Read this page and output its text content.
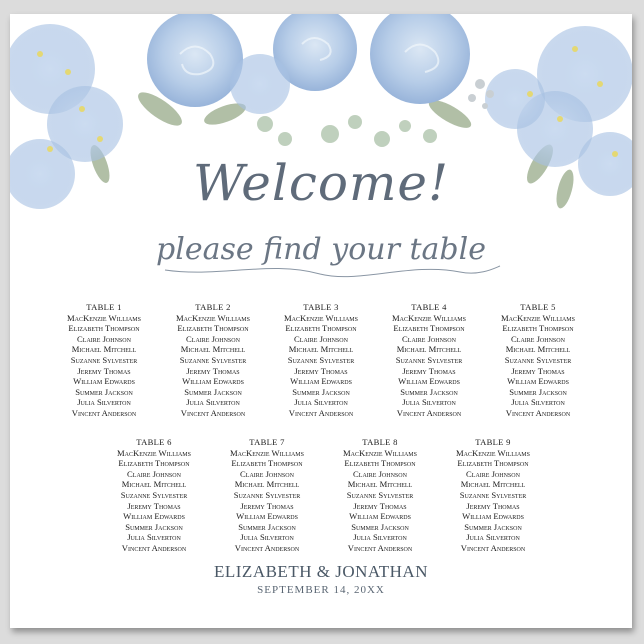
Welcome!
please find your table
TABLE 1
MacKenzie Williams
Elizabeth Thompson
Claire Johnson
Michael Mitchell
Suzanne Sylvester
Jeremy Thomas
William Edwards
Summer Jackson
Julia Silverton
Vincent Anderson
TABLE 2
MacKenzie Williams
Elizabeth Thompson
Claire Johnson
Michael Mitchell
Suzanne Sylvester
Jeremy Thomas
William Edwards
Summer Jackson
Julia Silverton
Vincent Anderson
TABLE 3
MacKenzie Williams
Elizabeth Thompson
Claire Johnson
Michael Mitchell
Suzanne Sylvester
Jeremy Thomas
William Edwards
Summer Jackson
Julia Silverton
Vincent Anderson
TABLE 4
MacKenzie Williams
Elizabeth Thompson
Claire Johnson
Michael Mitchell
Suzanne Sylvester
Jeremy Thomas
William Edwards
Summer Jackson
Julia Silverton
Vincent Anderson
TABLE 5
MacKenzie Williams
Elizabeth Thompson
Claire Johnson
Michael Mitchell
Suzanne Sylvester
Jeremy Thomas
William Edwards
Summer Jackson
Julia Silverton
Vincent Anderson
TABLE 6
MacKenzie Williams
Elizabeth Thompson
Claire Johnson
Michael Mitchell
Suzanne Sylvester
Jeremy Thomas
William Edwards
Summer Jackson
Julia Silverton
Vincent Anderson
TABLE 7
MacKenzie Williams
Elizabeth Thompson
Claire Johnson
Michael Mitchell
Suzanne Sylvester
Jeremy Thomas
William Edwards
Summer Jackson
Julia Silverton
Vincent Anderson
TABLE 8
MacKenzie Williams
Elizabeth Thompson
Claire Johnson
Michael Mitchell
Suzanne Sylvester
Jeremy Thomas
William Edwards
Summer Jackson
Julia Silverton
Vincent Anderson
TABLE 9
MacKenzie Williams
Elizabeth Thompson
Claire Johnson
Michael Mitchell
Suzanne Sylvester
Jeremy Thomas
William Edwards
Summer Jackson
Julia Silverton
Vincent Anderson
ELIZABETH & JONATHAN
SEPTEMBER 14, 20XX
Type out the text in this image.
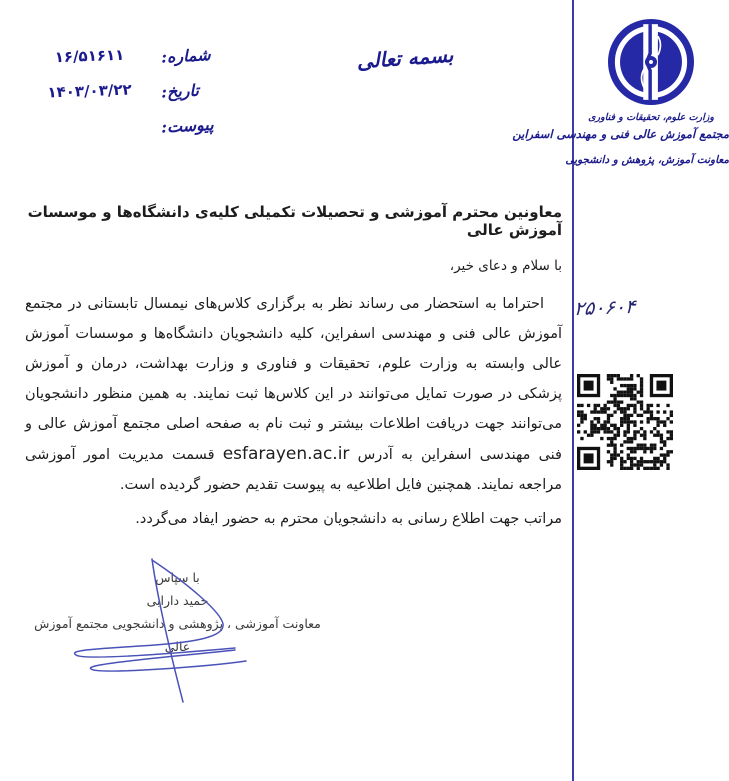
وزارت علوم، تحقیقات و فناوری
مجتمع آموزش عالی فنی و مهندسی اسفراین
معاونت آموزش، پژوهش و دانشجویی
بسمه تعالی
شماره:
۱۶/۵۱۶۱۱
تاریخ:
۱۴۰۳/۰۳/۲۲
پیوست:
۲۵۰۶۰۴

معاونین محترم آموزشی و تحصیلات تکمیلی کلیه‌ی دانشگاه‌ها و موسسات آموزش عالی

با سلام و دعای خیر،

احتراما به استحضار می رساند نظر به برگزاری کلاس‌های نیمسال تابستانی در مجتمع آموزش عالی فنی و مهندسی اسفراین، کلیه دانشجویان دانشگاه‌ها و موسسات آموزش عالی وابسته به وزارت علوم، تحقیقات و فناوری و وزارت بهداشت، درمان و آموزش پزشکی در صورت تمایل می‌توانند در این کلاس‌ها ثبت نمایند. به همین منظور دانشجویان می‌توانند جهت دریافت اطلاعات بیشتر و ثبت نام به صفحه اصلی مجتمع آموزش عالی و فنی مهندسی اسفراین به آدرس esfarayen.ac.ir قسمت مدیریت امور آموزشی مراجعه نمایند. همچنین فایل اطلاعیه به پیوست تقدیم حضور گردیده است.

مراتب جهت اطلاع رسانی به دانشجویان محترم به حضور ایفاد می‌گردد.

با سپاس
حمید دارابی
معاونت آموزشی ، پژوهشی و دانشجویی مجتمع آموزش
عالی
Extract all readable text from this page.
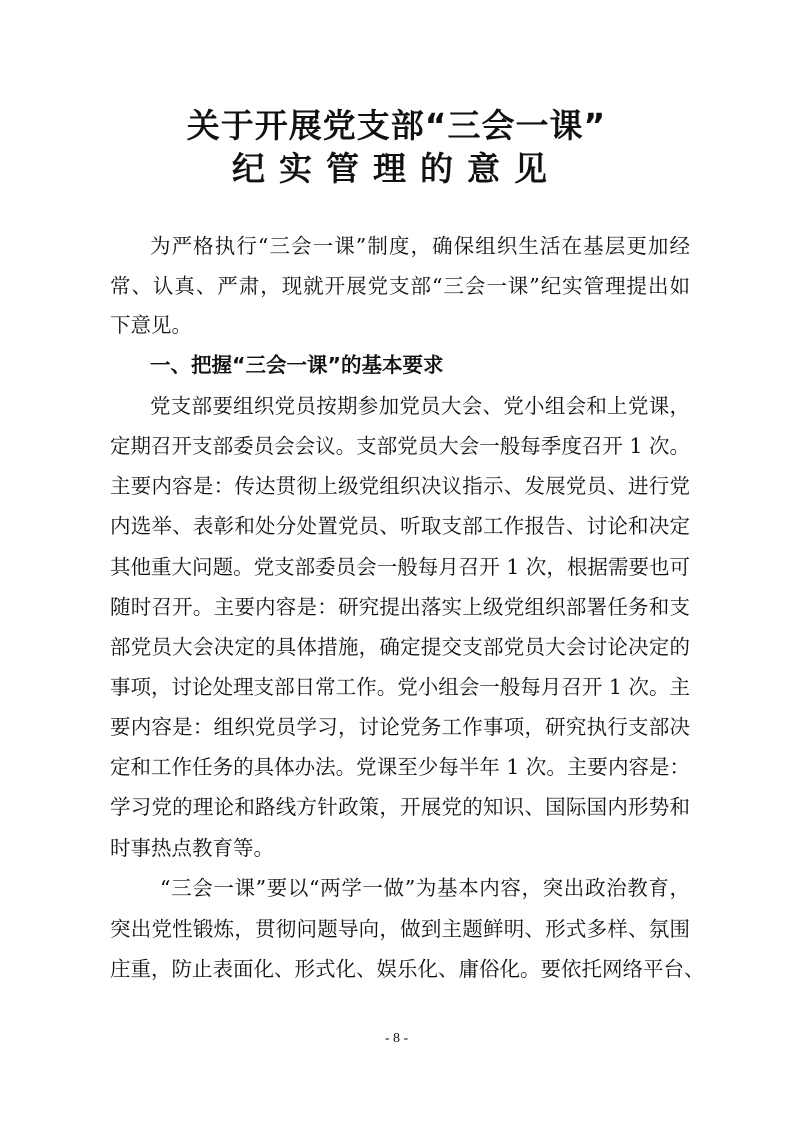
关于开展党支部“三会一课”
纪实管理的意见
为严格执行“三会一课”制度，确保组织生活在基层更加经
常、认真、严肃，现就开展党支部“三会一课”纪实管理提出如
下意见。
一、把握“三会一课”的基本要求
党支部要组织党员按期参加党员大会、党小组会和上党课，
定期召开支部委员会会议。支部党员大会一般每季度召开 1 次。
主要内容是：传达贯彻上级党组织决议指示、发展党员、进行党
内选举、表彰和处分处置党员、听取支部工作报告、讨论和决定
其他重大问题。党支部委员会一般每月召开 1 次，根据需要也可
随时召开。主要内容是：研究提出落实上级党组织部署任务和支
部党员大会决定的具体措施，确定提交支部党员大会讨论决定的
事项，讨论处理支部日常工作。党小组会一般每月召开 1 次。主
要内容是：组织党员学习，讨论党务工作事项，研究执行支部决
定和工作任务的具体办法。党课至少每半年 1 次。主要内容是：
学习党的理论和路线方针政策，开展党的知识、国际国内形势和
时事热点教育等。
“三会一课”要以“两学一做”为基本内容，突出政治教育，
突出党性锻炼，贯彻问题导向，做到主题鲜明、形式多样、氛围
庄重，防止表面化、形式化、娱乐化、庸俗化。要依托网络平台、
- 8 -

■ **WHAT THE TASK REQUIRES**: Write out the material above once more, exactly as it reads, with no pictures.

■ **ANSWER**:
Read this page and output its text content.
Welcome!
please find your table
TABLE 1
MacKenzie Williams
Elizabeth Thompson
Claire Johnson
Michael Mitchell
Suzanne Sylvester
Jeremy Thomas
William Edwards
Summer Jackson
Julia Silverton
Vincent Anderson
TABLE 2
MacKenzie Williams
Elizabeth Thompson
Claire Johnson
Michael Mitchell
Suzanne Sylvester
Jeremy Thomas
William Edwards
Summer Jackson
Julia Silverton
Vincent Anderson
TABLE 3
MacKenzie Williams
Elizabeth Thompson
Claire Johnson
Michael Mitchell
Suzanne Sylvester
Jeremy Thomas
William Edwards
Summer Jackson
Julia Silverton
Vincent Anderson
TABLE 4
MacKenzie Williams
Elizabeth Thompson
Claire Johnson
Michael Mitchell
Suzanne Sylvester
Jeremy Thomas
William Edwards
Summer Jackson
Julia Silverton
Vincent Anderson
TABLE 5
MacKenzie Williams
Elizabeth Thompson
Claire Johnson
Michael Mitchell
Suzanne Sylvester
Jeremy Thomas
William Edwards
Summer Jackson
Julia Silverton
Vincent Anderson
TABLE 6
MacKenzie Williams
Elizabeth Thompson
Claire Johnson
Michael Mitchell
Suzanne Sylvester
Jeremy Thomas
William Edwards
Summer Jackson
Julia Silverton
Vincent Anderson
TABLE 7
MacKenzie Williams
Elizabeth Thompson
Claire Johnson
Michael Mitchell
Suzanne Sylvester
Jeremy Thomas
William Edwards
Summer Jackson
Julia Silverton
Vincent Anderson
TABLE 8
MacKenzie Williams
Elizabeth Thompson
Claire Johnson
Michael Mitchell
Suzanne Sylvester
Jeremy Thomas
William Edwards
Summer Jackson
Julia Silverton
Vincent Anderson
TABLE 9
MacKenzie Williams
Elizabeth Thompson
Claire Johnson
Michael Mitchell
Suzanne Sylvester
Jeremy Thomas
William Edwards
Summer Jackson
Julia Silverton
Vincent Anderson
ELIZABETH & JONATHAN
SEPTEMBER 14, 20XX
Type out the text in this image.
وزارت علوم، تحقیقات و فناوری
مجتمع آموزش عالی فنی و مهندسی اسفراین
معاونت آموزش، پژوهش و دانشجویی
بسمه تعالی
شماره:
۱۶/۵۱۶۱۱
تاریخ:
۱۴۰۳/۰۳/۲۲
پیوست:
۲۵۰۶۰۴

معاونین محترم آموزشی و تحصیلات تکمیلی کلیه‌ی دانشگاه‌ها و موسسات آموزش عالی

با سلام و دعای خیر،

احتراما به استحضار می رساند نظر به برگزاری کلاس‌های نیمسال تابستانی در مجتمع آموزش عالی فنی و مهندسی اسفراین، کلیه دانشجویان دانشگاه‌ها و موسسات آموزش عالی وابسته به وزارت علوم، تحقیقات و فناوری و وزارت بهداشت، درمان و آموزش پزشکی در صورت تمایل می‌توانند در این کلاس‌ها ثبت نمایند. به همین منظور دانشجویان می‌توانند جهت دریافت اطلاعات بیشتر و ثبت نام به صفحه اصلی مجتمع آموزش عالی و فنی مهندسی اسفراین به آدرس esfarayen.ac.ir قسمت مدیریت امور آموزشی مراجعه نمایند. همچنین فایل اطلاعیه به پیوست تقدیم حضور گردیده است.

مراتب جهت اطلاع رسانی به دانشجویان محترم به حضور ایفاد می‌گردد.

با سپاس
حمید دارابی
معاونت آموزشی ، پژوهشی و دانشجویی مجتمع آموزش
عالی
Extract all readable text from this page.
关于开展党支部“三会一课”
纪实管理的意见
为严格执行“三会一课”制度，确保组织生活在基层更加经
常、认真、严肃，现就开展党支部“三会一课”纪实管理提出如
下意见。
一、把握“三会一课”的基本要求
党支部要组织党员按期参加党员大会、党小组会和上党课，
定期召开支部委员会会议。支部党员大会一般每季度召开 1 次。
主要内容是：传达贯彻上级党组织决议指示、发展党员、进行党
内选举、表彰和处分处置党员、听取支部工作报告、讨论和决定
其他重大问题。党支部委员会一般每月召开 1 次，根据需要也可
随时召开。主要内容是：研究提出落实上级党组织部署任务和支
部党员大会决定的具体措施，确定提交支部党员大会讨论决定的
事项，讨论处理支部日常工作。党小组会一般每月召开 1 次。主
要内容是：组织党员学习，讨论党务工作事项，研究执行支部决
定和工作任务的具体办法。党课至少每半年 1 次。主要内容是：
学习党的理论和路线方针政策，开展党的知识、国际国内形势和
时事热点教育等。
“三会一课”要以“两学一做”为基本内容，突出政治教育，
突出党性锻炼，贯彻问题导向，做到主题鲜明、形式多样、氛围
庄重，防止表面化、形式化、娱乐化、庸俗化。要依托网络平台、
- 8 -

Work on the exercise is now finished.